"""

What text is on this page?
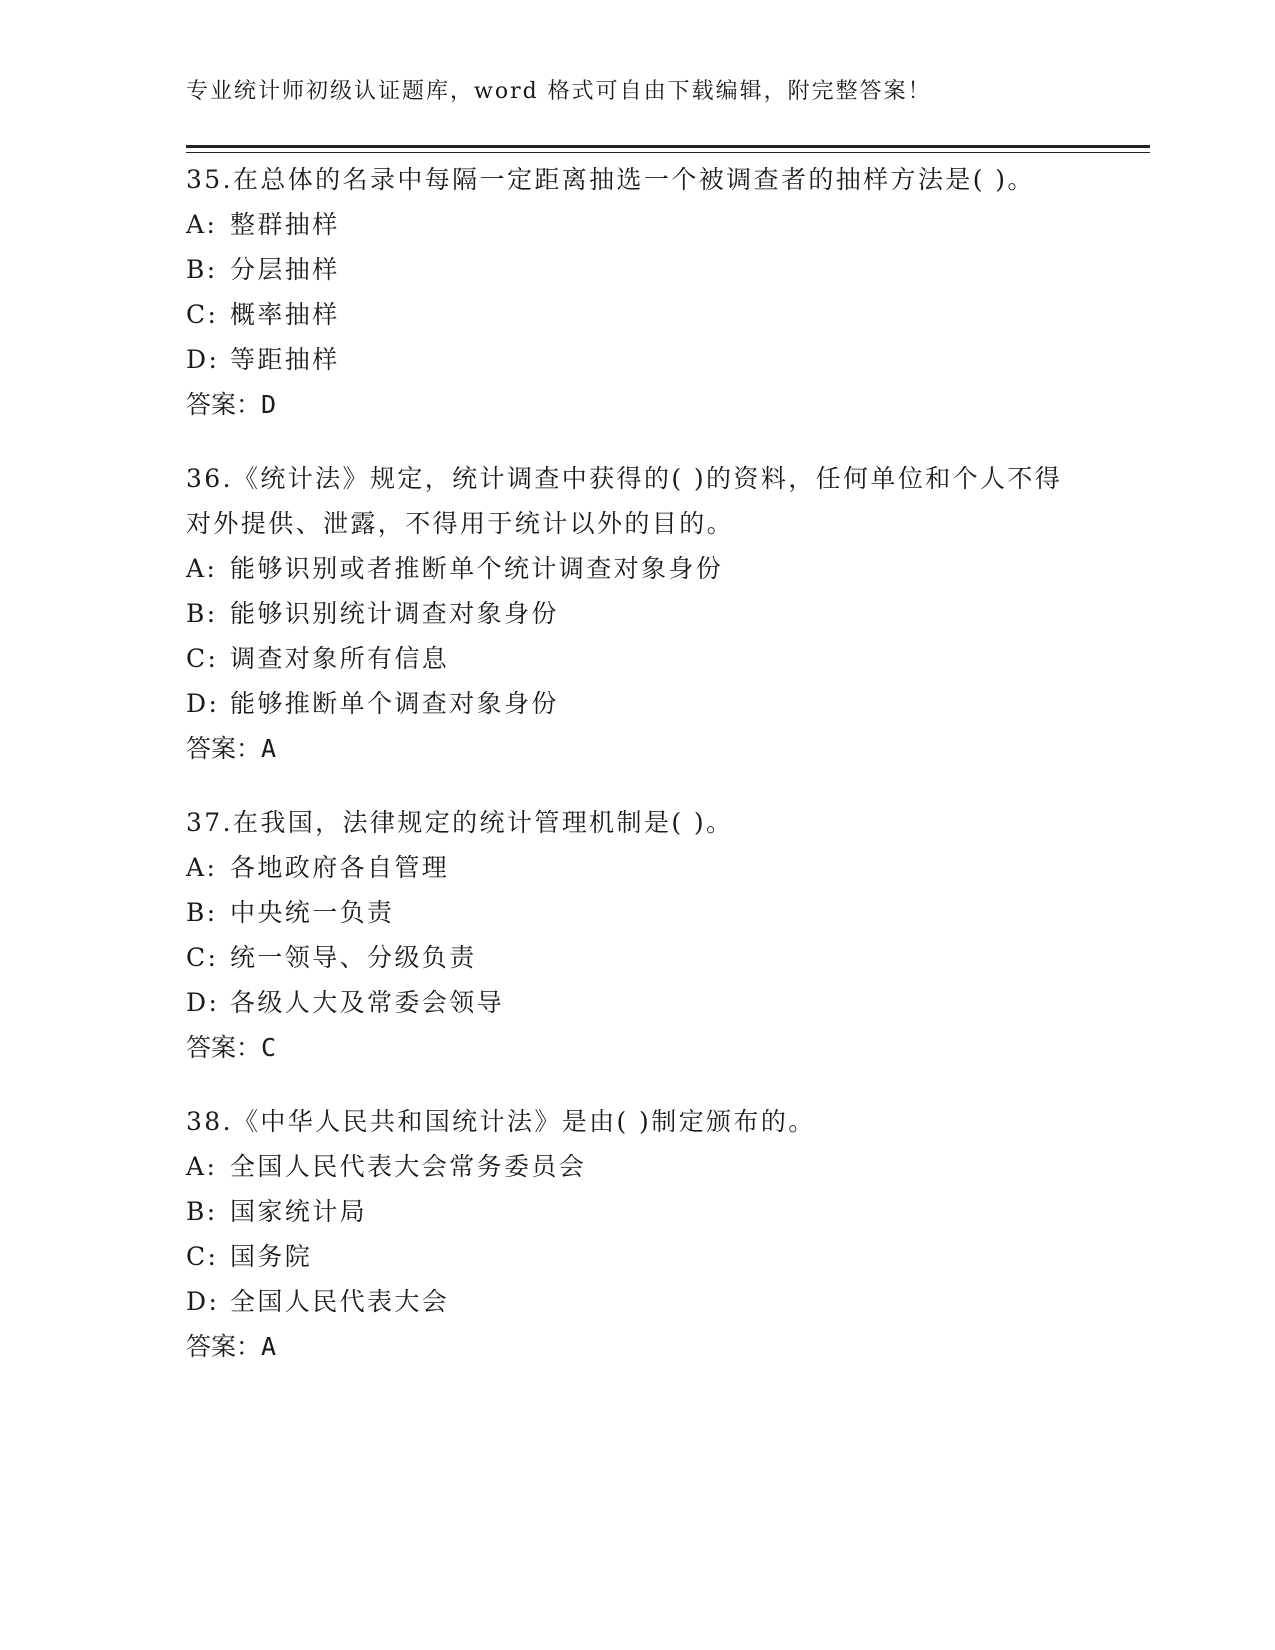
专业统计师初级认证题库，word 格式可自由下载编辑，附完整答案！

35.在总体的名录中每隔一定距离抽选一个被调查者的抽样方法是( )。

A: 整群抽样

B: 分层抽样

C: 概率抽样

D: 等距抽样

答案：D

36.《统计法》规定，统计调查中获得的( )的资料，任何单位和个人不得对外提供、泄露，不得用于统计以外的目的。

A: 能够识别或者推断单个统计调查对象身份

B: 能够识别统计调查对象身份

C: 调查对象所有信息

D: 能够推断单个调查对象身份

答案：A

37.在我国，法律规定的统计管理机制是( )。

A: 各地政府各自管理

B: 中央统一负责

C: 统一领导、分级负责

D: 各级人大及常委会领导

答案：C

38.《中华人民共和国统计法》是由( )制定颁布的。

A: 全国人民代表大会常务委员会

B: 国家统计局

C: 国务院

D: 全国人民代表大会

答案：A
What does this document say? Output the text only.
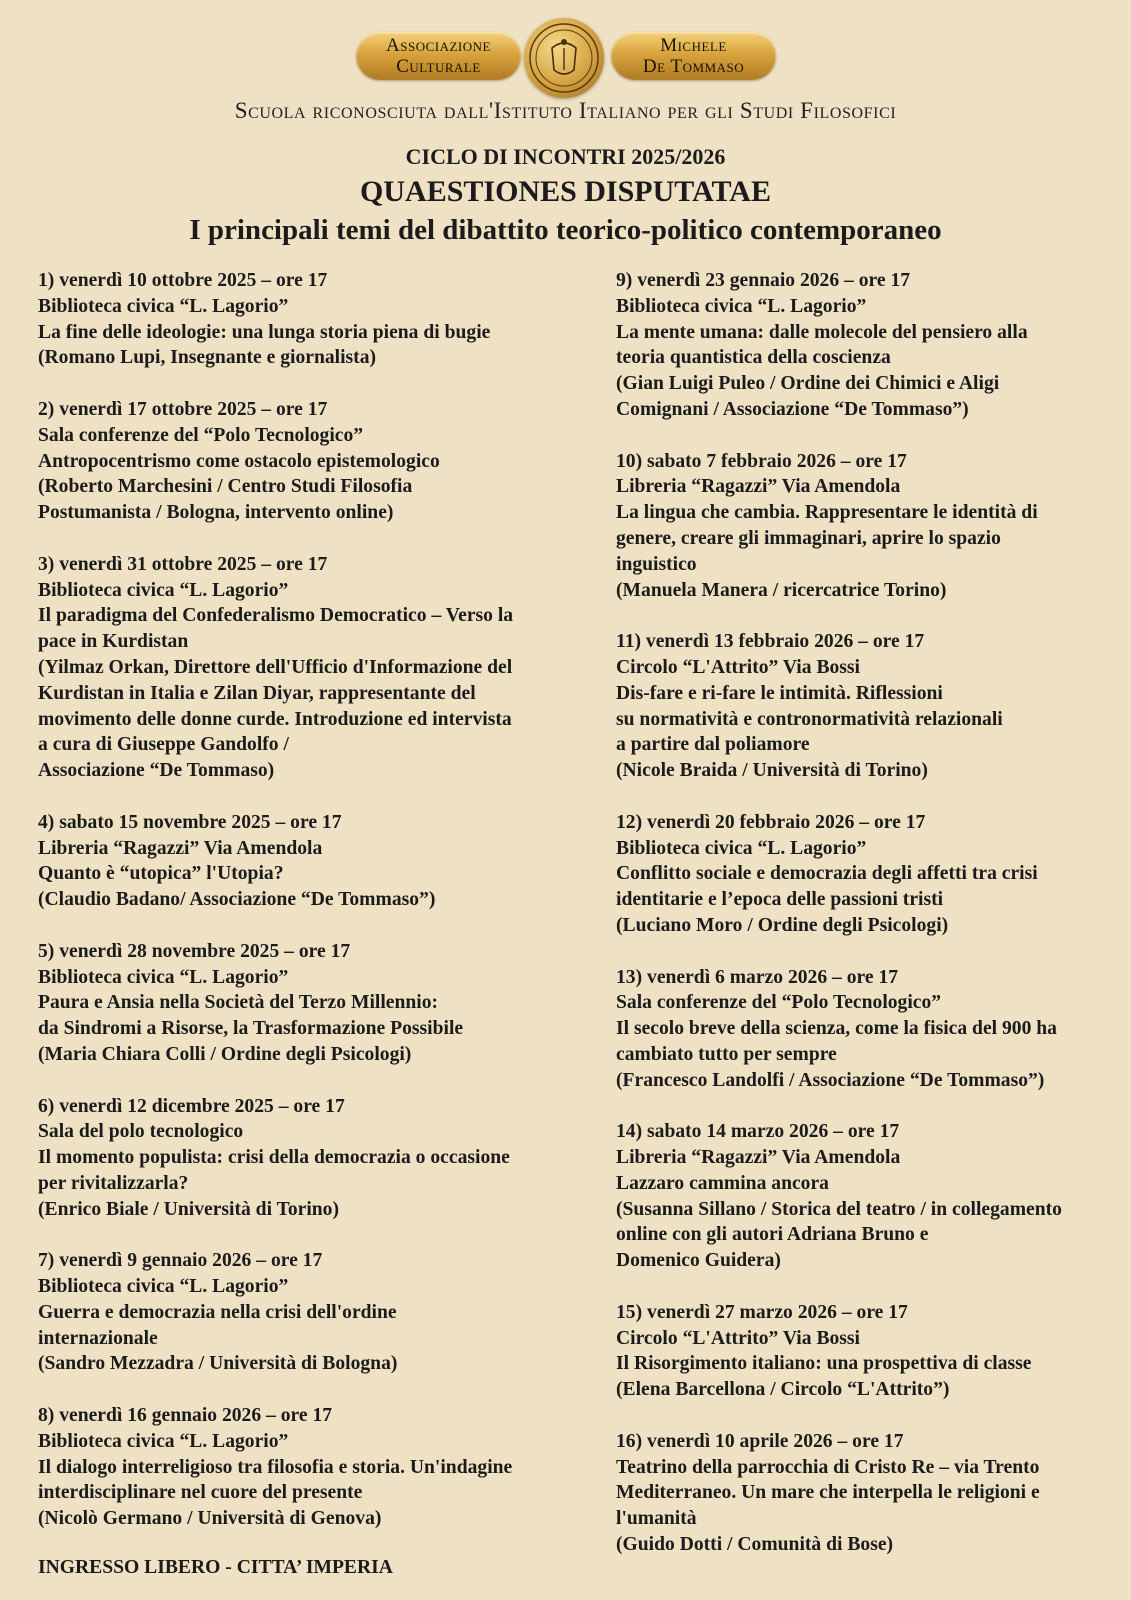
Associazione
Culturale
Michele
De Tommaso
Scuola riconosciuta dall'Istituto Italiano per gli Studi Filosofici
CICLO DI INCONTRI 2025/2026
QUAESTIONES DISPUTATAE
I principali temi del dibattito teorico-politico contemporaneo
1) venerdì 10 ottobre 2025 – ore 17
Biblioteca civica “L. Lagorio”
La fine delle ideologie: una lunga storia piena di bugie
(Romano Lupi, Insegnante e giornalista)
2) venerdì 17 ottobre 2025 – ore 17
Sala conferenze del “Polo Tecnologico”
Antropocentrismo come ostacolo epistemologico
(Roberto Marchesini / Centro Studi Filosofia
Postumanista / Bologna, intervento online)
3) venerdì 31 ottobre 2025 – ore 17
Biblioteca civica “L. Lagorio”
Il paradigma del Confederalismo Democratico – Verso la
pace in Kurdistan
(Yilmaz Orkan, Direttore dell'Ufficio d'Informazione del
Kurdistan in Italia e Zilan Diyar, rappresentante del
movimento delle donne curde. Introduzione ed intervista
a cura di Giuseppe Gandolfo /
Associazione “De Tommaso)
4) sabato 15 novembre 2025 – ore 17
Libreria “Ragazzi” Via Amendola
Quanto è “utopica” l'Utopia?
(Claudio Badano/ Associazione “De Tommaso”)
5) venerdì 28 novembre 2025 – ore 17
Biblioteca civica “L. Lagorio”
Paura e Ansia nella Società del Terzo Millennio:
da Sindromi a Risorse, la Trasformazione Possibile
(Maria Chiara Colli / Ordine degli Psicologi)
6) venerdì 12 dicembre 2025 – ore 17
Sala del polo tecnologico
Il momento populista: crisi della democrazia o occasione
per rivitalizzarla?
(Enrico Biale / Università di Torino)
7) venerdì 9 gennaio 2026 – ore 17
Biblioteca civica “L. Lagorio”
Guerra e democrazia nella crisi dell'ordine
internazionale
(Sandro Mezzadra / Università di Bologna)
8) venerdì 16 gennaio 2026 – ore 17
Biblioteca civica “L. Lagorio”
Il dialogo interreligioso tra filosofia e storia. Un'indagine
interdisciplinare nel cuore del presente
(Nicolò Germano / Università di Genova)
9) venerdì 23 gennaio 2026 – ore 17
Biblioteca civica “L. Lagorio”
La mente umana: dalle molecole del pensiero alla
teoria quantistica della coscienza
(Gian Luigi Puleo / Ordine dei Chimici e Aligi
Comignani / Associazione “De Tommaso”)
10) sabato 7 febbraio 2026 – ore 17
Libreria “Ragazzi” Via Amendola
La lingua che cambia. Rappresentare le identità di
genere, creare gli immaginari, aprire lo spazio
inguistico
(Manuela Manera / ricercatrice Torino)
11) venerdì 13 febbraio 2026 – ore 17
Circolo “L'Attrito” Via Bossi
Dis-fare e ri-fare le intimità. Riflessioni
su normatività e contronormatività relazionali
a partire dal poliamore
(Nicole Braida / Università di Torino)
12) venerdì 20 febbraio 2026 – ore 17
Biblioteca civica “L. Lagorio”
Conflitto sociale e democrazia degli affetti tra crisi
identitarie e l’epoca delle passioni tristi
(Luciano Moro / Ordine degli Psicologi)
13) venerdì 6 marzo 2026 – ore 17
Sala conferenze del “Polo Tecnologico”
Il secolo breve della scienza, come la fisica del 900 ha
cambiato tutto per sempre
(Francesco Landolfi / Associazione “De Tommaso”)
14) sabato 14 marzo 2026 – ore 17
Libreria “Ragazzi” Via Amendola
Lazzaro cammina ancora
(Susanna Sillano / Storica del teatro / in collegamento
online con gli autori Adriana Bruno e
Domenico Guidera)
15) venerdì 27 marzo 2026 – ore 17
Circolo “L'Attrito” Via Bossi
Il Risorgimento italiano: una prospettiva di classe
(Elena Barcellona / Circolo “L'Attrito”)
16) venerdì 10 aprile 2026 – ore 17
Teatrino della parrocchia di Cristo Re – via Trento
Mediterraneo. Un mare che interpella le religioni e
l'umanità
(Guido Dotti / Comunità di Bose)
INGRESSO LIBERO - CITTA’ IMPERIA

"""

§ Stated problem: Omit the pictures and reproduce the listing exactly.

§ Answer below:
What text is on this page?
专业统计师初级认证题库，word 格式可自由下载编辑，附完整答案！

35.在总体的名录中每隔一定距离抽选一个被调查者的抽样方法是( )。

A: 整群抽样

B: 分层抽样

C: 概率抽样

D: 等距抽样

答案：D

36.《统计法》规定，统计调查中获得的( )的资料，任何单位和个人不得对外提供、泄露，不得用于统计以外的目的。

A: 能够识别或者推断单个统计调查对象身份

B: 能够识别统计调查对象身份

C: 调查对象所有信息

D: 能够推断单个调查对象身份

答案：A

37.在我国，法律规定的统计管理机制是( )。

A: 各地政府各自管理

B: 中央统一负责

C: 统一领导、分级负责

D: 各级人大及常委会领导

答案：C

38.《中华人民共和国统计法》是由( )制定颁布的。

A: 全国人民代表大会常务委员会

B: 国家统计局

C: 国务院

D: 全国人民代表大会

答案：A
What does this document say? Output the text only.
Associazione
Culturale
Michele
De Tommaso
Scuola riconosciuta dall'Istituto Italiano per gli Studi Filosofici
CICLO DI INCONTRI 2025/2026
QUAESTIONES DISPUTATAE
I principali temi del dibattito teorico-politico contemporaneo
1) venerdì 10 ottobre 2025 – ore 17
Biblioteca civica “L. Lagorio”
La fine delle ideologie: una lunga storia piena di bugie
(Romano Lupi, Insegnante e giornalista)
2) venerdì 17 ottobre 2025 – ore 17
Sala conferenze del “Polo Tecnologico”
Antropocentrismo come ostacolo epistemologico
(Roberto Marchesini / Centro Studi Filosofia
Postumanista / Bologna, intervento online)
3) venerdì 31 ottobre 2025 – ore 17
Biblioteca civica “L. Lagorio”
Il paradigma del Confederalismo Democratico – Verso la
pace in Kurdistan
(Yilmaz Orkan, Direttore dell'Ufficio d'Informazione del
Kurdistan in Italia e Zilan Diyar, rappresentante del
movimento delle donne curde. Introduzione ed intervista
a cura di Giuseppe Gandolfo /
Associazione “De Tommaso)
4) sabato 15 novembre 2025 – ore 17
Libreria “Ragazzi” Via Amendola
Quanto è “utopica” l'Utopia?
(Claudio Badano/ Associazione “De Tommaso”)
5) venerdì 28 novembre 2025 – ore 17
Biblioteca civica “L. Lagorio”
Paura e Ansia nella Società del Terzo Millennio:
da Sindromi a Risorse, la Trasformazione Possibile
(Maria Chiara Colli / Ordine degli Psicologi)
6) venerdì 12 dicembre 2025 – ore 17
Sala del polo tecnologico
Il momento populista: crisi della democrazia o occasione
per rivitalizzarla?
(Enrico Biale / Università di Torino)
7) venerdì 9 gennaio 2026 – ore 17
Biblioteca civica “L. Lagorio”
Guerra e democrazia nella crisi dell'ordine
internazionale
(Sandro Mezzadra / Università di Bologna)
8) venerdì 16 gennaio 2026 – ore 17
Biblioteca civica “L. Lagorio”
Il dialogo interreligioso tra filosofia e storia. Un'indagine
interdisciplinare nel cuore del presente
(Nicolò Germano / Università di Genova)
9) venerdì 23 gennaio 2026 – ore 17
Biblioteca civica “L. Lagorio”
La mente umana: dalle molecole del pensiero alla
teoria quantistica della coscienza
(Gian Luigi Puleo / Ordine dei Chimici e Aligi
Comignani / Associazione “De Tommaso”)
10) sabato 7 febbraio 2026 – ore 17
Libreria “Ragazzi” Via Amendola
La lingua che cambia. Rappresentare le identità di
genere, creare gli immaginari, aprire lo spazio
inguistico
(Manuela Manera / ricercatrice Torino)
11) venerdì 13 febbraio 2026 – ore 17
Circolo “L'Attrito” Via Bossi
Dis-fare e ri-fare le intimità. Riflessioni
su normatività e contronormatività relazionali
a partire dal poliamore
(Nicole Braida / Università di Torino)
12) venerdì 20 febbraio 2026 – ore 17
Biblioteca civica “L. Lagorio”
Conflitto sociale e democrazia degli affetti tra crisi
identitarie e l’epoca delle passioni tristi
(Luciano Moro / Ordine degli Psicologi)
13) venerdì 6 marzo 2026 – ore 17
Sala conferenze del “Polo Tecnologico”
Il secolo breve della scienza, come la fisica del 900 ha
cambiato tutto per sempre
(Francesco Landolfi / Associazione “De Tommaso”)
14) sabato 14 marzo 2026 – ore 17
Libreria “Ragazzi” Via Amendola
Lazzaro cammina ancora
(Susanna Sillano / Storica del teatro / in collegamento
online con gli autori Adriana Bruno e
Domenico Guidera)
15) venerdì 27 marzo 2026 – ore 17
Circolo “L'Attrito” Via Bossi
Il Risorgimento italiano: una prospettiva di classe
(Elena Barcellona / Circolo “L'Attrito”)
16) venerdì 10 aprile 2026 – ore 17
Teatrino della parrocchia di Cristo Re – via Trento
Mediterraneo. Un mare che interpella le religioni e
l'umanità
(Guido Dotti / Comunità di Bose)
INGRESSO LIBERO - CITTA’ IMPERIA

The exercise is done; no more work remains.